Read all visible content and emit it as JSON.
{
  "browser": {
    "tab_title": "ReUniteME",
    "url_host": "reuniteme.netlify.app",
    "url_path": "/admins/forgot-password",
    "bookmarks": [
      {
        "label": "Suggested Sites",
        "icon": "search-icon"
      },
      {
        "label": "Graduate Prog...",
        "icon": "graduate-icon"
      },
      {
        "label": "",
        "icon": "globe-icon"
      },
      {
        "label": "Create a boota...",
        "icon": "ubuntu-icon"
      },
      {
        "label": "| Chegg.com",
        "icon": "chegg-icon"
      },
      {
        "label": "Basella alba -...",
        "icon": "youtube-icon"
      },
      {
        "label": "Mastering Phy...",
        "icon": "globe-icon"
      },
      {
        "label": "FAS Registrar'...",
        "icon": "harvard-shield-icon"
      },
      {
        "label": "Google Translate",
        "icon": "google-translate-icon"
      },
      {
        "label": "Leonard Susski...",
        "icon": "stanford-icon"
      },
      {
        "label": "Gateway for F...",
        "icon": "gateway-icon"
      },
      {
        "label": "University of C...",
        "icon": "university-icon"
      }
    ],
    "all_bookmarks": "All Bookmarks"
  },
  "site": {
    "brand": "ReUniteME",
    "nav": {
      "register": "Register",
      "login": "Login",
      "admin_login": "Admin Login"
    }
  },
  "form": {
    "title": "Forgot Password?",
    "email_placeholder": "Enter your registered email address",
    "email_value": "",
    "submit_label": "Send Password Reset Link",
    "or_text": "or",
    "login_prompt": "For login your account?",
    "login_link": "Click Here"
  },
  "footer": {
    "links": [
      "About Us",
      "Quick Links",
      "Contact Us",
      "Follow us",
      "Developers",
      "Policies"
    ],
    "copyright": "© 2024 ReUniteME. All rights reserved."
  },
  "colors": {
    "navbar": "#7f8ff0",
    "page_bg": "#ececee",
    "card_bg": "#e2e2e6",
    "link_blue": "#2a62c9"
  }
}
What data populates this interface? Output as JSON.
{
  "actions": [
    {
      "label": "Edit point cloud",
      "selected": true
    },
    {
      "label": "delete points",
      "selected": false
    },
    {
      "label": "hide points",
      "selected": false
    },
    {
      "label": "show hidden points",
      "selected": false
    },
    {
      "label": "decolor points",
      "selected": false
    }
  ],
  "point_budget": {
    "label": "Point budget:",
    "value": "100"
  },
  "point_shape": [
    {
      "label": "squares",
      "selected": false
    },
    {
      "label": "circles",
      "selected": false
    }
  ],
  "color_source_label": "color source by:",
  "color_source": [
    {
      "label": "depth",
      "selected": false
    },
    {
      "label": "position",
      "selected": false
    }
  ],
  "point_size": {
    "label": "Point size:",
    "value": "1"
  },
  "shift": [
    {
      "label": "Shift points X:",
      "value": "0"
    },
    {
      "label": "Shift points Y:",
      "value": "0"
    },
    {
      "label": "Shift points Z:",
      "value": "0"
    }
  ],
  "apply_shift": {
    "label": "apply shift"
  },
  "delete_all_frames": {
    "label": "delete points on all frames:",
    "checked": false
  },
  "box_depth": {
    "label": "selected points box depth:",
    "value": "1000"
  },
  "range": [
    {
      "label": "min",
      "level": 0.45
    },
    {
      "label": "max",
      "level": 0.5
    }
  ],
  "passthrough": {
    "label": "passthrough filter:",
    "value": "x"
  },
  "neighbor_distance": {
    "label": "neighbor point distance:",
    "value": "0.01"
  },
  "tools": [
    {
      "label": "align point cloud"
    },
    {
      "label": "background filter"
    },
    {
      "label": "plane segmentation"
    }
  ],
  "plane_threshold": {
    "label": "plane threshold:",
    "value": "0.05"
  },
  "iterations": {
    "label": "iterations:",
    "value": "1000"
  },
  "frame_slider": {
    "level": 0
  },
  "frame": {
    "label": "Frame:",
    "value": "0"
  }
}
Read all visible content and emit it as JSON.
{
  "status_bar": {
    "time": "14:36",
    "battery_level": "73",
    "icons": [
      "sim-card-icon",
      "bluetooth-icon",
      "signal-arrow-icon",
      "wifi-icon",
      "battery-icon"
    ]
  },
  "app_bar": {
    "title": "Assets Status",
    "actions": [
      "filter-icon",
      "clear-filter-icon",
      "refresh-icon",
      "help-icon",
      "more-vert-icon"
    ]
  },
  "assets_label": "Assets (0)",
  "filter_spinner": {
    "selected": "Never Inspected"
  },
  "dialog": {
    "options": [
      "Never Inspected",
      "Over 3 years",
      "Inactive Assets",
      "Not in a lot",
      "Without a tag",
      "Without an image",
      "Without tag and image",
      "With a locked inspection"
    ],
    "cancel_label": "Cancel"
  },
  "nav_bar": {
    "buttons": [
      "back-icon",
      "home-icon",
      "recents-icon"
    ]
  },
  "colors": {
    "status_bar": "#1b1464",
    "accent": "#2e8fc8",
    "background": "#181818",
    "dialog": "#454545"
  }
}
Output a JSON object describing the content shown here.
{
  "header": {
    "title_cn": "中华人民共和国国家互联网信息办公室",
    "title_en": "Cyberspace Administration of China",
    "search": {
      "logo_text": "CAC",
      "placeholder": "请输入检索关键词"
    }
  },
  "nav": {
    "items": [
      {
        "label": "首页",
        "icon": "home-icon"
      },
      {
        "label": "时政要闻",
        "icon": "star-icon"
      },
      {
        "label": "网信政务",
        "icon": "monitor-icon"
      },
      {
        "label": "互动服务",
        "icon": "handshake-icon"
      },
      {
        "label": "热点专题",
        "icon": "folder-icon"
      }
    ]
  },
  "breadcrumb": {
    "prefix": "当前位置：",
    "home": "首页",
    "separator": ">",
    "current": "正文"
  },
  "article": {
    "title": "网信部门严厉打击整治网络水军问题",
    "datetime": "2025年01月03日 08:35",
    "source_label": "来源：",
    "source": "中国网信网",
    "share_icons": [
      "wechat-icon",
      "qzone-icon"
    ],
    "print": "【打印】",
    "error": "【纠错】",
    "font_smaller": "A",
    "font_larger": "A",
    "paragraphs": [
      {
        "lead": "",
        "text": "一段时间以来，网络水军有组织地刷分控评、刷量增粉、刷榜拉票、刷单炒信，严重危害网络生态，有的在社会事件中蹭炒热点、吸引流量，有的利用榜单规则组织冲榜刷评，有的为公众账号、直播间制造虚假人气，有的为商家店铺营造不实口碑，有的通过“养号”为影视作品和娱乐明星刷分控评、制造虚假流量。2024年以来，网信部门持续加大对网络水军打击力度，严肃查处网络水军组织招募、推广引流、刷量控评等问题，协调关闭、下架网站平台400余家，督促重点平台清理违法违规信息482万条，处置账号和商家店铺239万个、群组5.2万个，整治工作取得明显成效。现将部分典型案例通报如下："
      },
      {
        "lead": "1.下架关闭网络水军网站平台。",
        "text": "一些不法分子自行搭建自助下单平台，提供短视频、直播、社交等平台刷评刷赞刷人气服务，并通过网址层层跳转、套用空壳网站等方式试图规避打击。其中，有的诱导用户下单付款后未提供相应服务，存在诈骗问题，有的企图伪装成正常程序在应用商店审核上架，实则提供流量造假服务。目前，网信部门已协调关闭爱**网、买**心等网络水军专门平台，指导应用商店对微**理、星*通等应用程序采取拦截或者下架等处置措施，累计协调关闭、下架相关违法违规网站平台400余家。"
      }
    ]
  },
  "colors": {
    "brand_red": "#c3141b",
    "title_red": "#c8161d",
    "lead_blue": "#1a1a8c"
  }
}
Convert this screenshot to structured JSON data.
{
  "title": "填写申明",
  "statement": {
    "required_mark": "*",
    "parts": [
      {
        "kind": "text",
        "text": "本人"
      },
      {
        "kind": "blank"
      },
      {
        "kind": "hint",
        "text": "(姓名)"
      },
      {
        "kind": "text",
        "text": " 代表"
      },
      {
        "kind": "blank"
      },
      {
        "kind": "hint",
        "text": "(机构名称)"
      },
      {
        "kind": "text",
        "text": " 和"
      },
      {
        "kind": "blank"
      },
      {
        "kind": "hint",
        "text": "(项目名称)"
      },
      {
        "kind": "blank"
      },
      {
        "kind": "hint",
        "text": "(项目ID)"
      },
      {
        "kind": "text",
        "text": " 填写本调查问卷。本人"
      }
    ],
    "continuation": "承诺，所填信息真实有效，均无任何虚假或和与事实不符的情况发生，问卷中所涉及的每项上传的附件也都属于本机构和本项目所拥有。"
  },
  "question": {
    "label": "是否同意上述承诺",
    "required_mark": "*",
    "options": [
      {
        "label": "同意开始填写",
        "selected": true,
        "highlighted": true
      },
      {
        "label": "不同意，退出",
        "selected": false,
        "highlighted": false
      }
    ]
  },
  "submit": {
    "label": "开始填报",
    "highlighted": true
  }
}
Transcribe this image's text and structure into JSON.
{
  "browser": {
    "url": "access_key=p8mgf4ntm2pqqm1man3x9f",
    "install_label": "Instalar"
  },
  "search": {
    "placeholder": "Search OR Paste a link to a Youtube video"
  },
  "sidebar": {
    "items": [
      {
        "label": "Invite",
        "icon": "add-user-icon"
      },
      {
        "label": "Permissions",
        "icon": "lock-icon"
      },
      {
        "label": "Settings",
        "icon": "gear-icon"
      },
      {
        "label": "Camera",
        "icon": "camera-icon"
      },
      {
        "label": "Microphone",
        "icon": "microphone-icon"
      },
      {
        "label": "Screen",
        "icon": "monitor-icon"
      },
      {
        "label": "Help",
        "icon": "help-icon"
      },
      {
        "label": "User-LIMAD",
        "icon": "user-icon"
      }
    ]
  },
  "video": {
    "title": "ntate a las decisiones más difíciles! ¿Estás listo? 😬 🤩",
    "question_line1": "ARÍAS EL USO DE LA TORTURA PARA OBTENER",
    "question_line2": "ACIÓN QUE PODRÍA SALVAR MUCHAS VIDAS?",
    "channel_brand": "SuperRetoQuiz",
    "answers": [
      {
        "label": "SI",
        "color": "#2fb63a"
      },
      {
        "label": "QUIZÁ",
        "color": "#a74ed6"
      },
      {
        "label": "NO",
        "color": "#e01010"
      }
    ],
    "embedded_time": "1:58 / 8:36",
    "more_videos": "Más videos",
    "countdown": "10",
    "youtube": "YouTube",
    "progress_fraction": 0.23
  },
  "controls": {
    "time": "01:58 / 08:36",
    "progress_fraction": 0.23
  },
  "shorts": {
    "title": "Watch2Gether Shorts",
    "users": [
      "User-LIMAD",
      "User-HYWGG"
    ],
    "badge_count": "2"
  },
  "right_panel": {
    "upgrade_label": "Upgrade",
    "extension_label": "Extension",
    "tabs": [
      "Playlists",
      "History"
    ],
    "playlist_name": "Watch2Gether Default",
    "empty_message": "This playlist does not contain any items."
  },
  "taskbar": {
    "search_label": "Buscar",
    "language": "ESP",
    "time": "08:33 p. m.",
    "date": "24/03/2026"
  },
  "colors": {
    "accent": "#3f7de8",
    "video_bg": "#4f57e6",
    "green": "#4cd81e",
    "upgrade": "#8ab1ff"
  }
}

[Exercise task] Work out how many lines in the records above contain the word "data", and reply with that number alone.

[Answer to this problem] 2